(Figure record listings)
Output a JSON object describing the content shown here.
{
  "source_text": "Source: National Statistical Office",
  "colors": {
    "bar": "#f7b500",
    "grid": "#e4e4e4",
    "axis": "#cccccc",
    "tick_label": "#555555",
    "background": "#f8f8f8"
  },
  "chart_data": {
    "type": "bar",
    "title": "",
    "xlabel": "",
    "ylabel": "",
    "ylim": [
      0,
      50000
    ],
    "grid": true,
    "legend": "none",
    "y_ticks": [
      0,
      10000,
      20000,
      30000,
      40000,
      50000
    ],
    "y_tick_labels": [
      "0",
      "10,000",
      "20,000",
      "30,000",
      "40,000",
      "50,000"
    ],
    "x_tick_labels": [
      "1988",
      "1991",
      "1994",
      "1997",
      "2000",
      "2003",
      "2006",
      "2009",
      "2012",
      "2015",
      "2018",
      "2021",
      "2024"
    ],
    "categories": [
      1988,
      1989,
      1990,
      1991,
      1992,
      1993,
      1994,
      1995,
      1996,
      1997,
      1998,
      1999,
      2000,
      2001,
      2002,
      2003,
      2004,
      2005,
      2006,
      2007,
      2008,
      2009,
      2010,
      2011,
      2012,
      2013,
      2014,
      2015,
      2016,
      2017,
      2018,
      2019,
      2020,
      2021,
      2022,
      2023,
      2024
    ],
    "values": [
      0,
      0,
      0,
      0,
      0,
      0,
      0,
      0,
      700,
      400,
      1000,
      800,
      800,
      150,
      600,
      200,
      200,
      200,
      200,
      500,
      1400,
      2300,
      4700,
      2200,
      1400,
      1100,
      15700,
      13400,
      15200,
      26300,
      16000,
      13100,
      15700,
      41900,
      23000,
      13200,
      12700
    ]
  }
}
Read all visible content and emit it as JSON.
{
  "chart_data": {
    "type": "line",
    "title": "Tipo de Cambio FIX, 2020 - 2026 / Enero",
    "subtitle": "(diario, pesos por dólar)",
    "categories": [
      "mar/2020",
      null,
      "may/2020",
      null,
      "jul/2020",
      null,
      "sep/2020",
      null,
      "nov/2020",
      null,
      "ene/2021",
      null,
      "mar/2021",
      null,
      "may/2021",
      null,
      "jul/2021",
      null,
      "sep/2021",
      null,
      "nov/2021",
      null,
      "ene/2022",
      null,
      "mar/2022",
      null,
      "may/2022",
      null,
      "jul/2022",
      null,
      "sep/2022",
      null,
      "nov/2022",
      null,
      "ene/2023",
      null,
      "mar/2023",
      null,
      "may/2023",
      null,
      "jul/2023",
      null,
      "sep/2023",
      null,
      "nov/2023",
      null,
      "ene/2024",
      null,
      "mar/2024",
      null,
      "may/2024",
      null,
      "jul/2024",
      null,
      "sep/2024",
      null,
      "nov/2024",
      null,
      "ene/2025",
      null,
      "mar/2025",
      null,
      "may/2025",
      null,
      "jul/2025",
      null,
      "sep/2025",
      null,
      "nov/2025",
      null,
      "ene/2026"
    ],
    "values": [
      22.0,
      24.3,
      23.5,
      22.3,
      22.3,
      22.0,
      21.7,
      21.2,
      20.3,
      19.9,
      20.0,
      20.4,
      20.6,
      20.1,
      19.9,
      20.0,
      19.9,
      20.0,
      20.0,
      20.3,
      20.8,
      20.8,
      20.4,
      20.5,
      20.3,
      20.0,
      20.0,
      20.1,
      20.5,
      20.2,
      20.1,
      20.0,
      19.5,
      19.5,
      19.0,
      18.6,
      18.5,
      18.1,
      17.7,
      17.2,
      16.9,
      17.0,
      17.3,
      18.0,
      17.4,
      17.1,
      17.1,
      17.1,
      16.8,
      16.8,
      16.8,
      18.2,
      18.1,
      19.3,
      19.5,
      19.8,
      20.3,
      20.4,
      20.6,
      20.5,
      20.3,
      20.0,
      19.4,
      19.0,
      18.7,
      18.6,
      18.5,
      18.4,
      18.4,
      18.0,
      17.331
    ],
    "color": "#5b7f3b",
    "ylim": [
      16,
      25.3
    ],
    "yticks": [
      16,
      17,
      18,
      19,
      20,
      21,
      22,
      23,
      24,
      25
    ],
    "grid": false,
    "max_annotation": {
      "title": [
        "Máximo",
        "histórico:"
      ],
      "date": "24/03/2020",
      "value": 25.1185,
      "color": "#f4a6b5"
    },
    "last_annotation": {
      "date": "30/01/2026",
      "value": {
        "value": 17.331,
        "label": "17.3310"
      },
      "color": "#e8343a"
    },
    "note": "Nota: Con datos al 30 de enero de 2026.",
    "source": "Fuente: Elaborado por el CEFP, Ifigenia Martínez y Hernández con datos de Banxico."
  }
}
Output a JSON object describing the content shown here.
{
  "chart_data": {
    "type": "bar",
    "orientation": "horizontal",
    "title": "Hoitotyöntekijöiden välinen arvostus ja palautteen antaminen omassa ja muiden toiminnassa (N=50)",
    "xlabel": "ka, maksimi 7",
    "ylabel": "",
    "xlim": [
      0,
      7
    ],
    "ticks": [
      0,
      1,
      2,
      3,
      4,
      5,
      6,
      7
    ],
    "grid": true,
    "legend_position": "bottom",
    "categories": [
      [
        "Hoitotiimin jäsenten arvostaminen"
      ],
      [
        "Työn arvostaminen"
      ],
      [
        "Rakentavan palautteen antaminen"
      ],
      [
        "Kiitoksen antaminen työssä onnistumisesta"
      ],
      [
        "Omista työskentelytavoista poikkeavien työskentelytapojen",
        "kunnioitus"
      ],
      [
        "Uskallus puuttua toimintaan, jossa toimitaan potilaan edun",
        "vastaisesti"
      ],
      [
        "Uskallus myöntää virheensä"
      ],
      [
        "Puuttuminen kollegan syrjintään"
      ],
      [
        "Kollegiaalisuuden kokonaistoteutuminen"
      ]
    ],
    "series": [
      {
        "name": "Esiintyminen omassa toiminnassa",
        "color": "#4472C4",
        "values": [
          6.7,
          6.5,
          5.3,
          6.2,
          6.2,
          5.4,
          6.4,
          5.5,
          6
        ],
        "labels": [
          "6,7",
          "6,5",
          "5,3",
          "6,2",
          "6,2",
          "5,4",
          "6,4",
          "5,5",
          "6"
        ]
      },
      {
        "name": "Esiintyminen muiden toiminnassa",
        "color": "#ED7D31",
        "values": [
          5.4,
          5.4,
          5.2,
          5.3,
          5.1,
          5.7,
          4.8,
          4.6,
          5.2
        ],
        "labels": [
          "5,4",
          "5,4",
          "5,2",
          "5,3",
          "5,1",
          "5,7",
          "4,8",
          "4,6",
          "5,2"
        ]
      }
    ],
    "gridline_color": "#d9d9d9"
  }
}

### Task goal
Your task is to reproduce all of the records exactly.

### Finished task
Output a JSON object describing the content shown here.
{
  "source_text": "Source: National Statistical Office",
  "colors": {
    "bar": "#f7b500",
    "grid": "#e4e4e4",
    "axis": "#cccccc",
    "tick_label": "#555555",
    "background": "#f8f8f8"
  },
  "chart_data": {
    "type": "bar",
    "title": "",
    "xlabel": "",
    "ylabel": "",
    "ylim": [
      0,
      50000
    ],
    "grid": true,
    "legend": "none",
    "y_ticks": [
      0,
      10000,
      20000,
      30000,
      40000,
      50000
    ],
    "y_tick_labels": [
      "0",
      "10,000",
      "20,000",
      "30,000",
      "40,000",
      "50,000"
    ],
    "x_tick_labels": [
      "1988",
      "1991",
      "1994",
      "1997",
      "2000",
      "2003",
      "2006",
      "2009",
      "2012",
      "2015",
      "2018",
      "2021",
      "2024"
    ],
    "categories": [
      1988,
      1989,
      1990,
      1991,
      1992,
      1993,
      1994,
      1995,
      1996,
      1997,
      1998,
      1999,
      2000,
      2001,
      2002,
      2003,
      2004,
      2005,
      2006,
      2007,
      2008,
      2009,
      2010,
      2011,
      2012,
      2013,
      2014,
      2015,
      2016,
      2017,
      2018,
      2019,
      2020,
      2021,
      2022,
      2023,
      2024
    ],
    "values": [
      0,
      0,
      0,
      0,
      0,
      0,
      0,
      0,
      700,
      400,
      1000,
      800,
      800,
      150,
      600,
      200,
      200,
      200,
      200,
      500,
      1400,
      2300,
      4700,
      2200,
      1400,
      1100,
      15700,
      13400,
      15200,
      26300,
      16000,
      13100,
      15700,
      41900,
      23000,
      13200,
      12700
    ]
  }
}
Read all visible content and emit it as JSON.
{
  "chart_data": {
    "type": "line",
    "title": "Tipo de Cambio FIX, 2020 - 2026 / Enero",
    "subtitle": "(diario, pesos por dólar)",
    "categories": [
      "mar/2020",
      null,
      "may/2020",
      null,
      "jul/2020",
      null,
      "sep/2020",
      null,
      "nov/2020",
      null,
      "ene/2021",
      null,
      "mar/2021",
      null,
      "may/2021",
      null,
      "jul/2021",
      null,
      "sep/2021",
      null,
      "nov/2021",
      null,
      "ene/2022",
      null,
      "mar/2022",
      null,
      "may/2022",
      null,
      "jul/2022",
      null,
      "sep/2022",
      null,
      "nov/2022",
      null,
      "ene/2023",
      null,
      "mar/2023",
      null,
      "may/2023",
      null,
      "jul/2023",
      null,
      "sep/2023",
      null,
      "nov/2023",
      null,
      "ene/2024",
      null,
      "mar/2024",
      null,
      "may/2024",
      null,
      "jul/2024",
      null,
      "sep/2024",
      null,
      "nov/2024",
      null,
      "ene/2025",
      null,
      "mar/2025",
      null,
      "may/2025",
      null,
      "jul/2025",
      null,
      "sep/2025",
      null,
      "nov/2025",
      null,
      "ene/2026"
    ],
    "values": [
      22.0,
      24.3,
      23.5,
      22.3,
      22.3,
      22.0,
      21.7,
      21.2,
      20.3,
      19.9,
      20.0,
      20.4,
      20.6,
      20.1,
      19.9,
      20.0,
      19.9,
      20.0,
      20.0,
      20.3,
      20.8,
      20.8,
      20.4,
      20.5,
      20.3,
      20.0,
      20.0,
      20.1,
      20.5,
      20.2,
      20.1,
      20.0,
      19.5,
      19.5,
      19.0,
      18.6,
      18.5,
      18.1,
      17.7,
      17.2,
      16.9,
      17.0,
      17.3,
      18.0,
      17.4,
      17.1,
      17.1,
      17.1,
      16.8,
      16.8,
      16.8,
      18.2,
      18.1,
      19.3,
      19.5,
      19.8,
      20.3,
      20.4,
      20.6,
      20.5,
      20.3,
      20.0,
      19.4,
      19.0,
      18.7,
      18.6,
      18.5,
      18.4,
      18.4,
      18.0,
      17.331
    ],
    "color": "#5b7f3b",
    "ylim": [
      16,
      25.3
    ],
    "yticks": [
      16,
      17,
      18,
      19,
      20,
      21,
      22,
      23,
      24,
      25
    ],
    "grid": false,
    "max_annotation": {
      "title": [
        "Máximo",
        "histórico:"
      ],
      "date": "24/03/2020",
      "value": 25.1185,
      "color": "#f4a6b5"
    },
    "last_annotation": {
      "date": "30/01/2026",
      "value": {
        "value": 17.331,
        "label": "17.3310"
      },
      "color": "#e8343a"
    },
    "note": "Nota: Con datos al 30 de enero de 2026.",
    "source": "Fuente: Elaborado por el CEFP, Ifigenia Martínez y Hernández con datos de Banxico."
  }
}
Output a JSON object describing the content shown here.
{
  "chart_data": {
    "type": "bar",
    "orientation": "horizontal",
    "title": "Hoitotyöntekijöiden välinen arvostus ja palautteen antaminen omassa ja muiden toiminnassa (N=50)",
    "xlabel": "ka, maksimi 7",
    "ylabel": "",
    "xlim": [
      0,
      7
    ],
    "ticks": [
      0,
      1,
      2,
      3,
      4,
      5,
      6,
      7
    ],
    "grid": true,
    "legend_position": "bottom",
    "categories": [
      [
        "Hoitotiimin jäsenten arvostaminen"
      ],
      [
        "Työn arvostaminen"
      ],
      [
        "Rakentavan palautteen antaminen"
      ],
      [
        "Kiitoksen antaminen työssä onnistumisesta"
      ],
      [
        "Omista työskentelytavoista poikkeavien työskentelytapojen",
        "kunnioitus"
      ],
      [
        "Uskallus puuttua toimintaan, jossa toimitaan potilaan edun",
        "vastaisesti"
      ],
      [
        "Uskallus myöntää virheensä"
      ],
      [
        "Puuttuminen kollegan syrjintään"
      ],
      [
        "Kollegiaalisuuden kokonaistoteutuminen"
      ]
    ],
    "series": [
      {
        "name": "Esiintyminen omassa toiminnassa",
        "color": "#4472C4",
        "values": [
          6.7,
          6.5,
          5.3,
          6.2,
          6.2,
          5.4,
          6.4,
          5.5,
          6
        ],
        "labels": [
          "6,7",
          "6,5",
          "5,3",
          "6,2",
          "6,2",
          "5,4",
          "6,4",
          "5,5",
          "6"
        ]
      },
      {
        "name": "Esiintyminen muiden toiminnassa",
        "color": "#ED7D31",
        "values": [
          5.4,
          5.4,
          5.2,
          5.3,
          5.1,
          5.7,
          4.8,
          4.6,
          5.2
        ],
        "labels": [
          "5,4",
          "5,4",
          "5,2",
          "5,3",
          "5,1",
          "5,7",
          "4,8",
          "4,6",
          "5,2"
        ]
      }
    ],
    "gridline_color": "#d9d9d9"
  }
}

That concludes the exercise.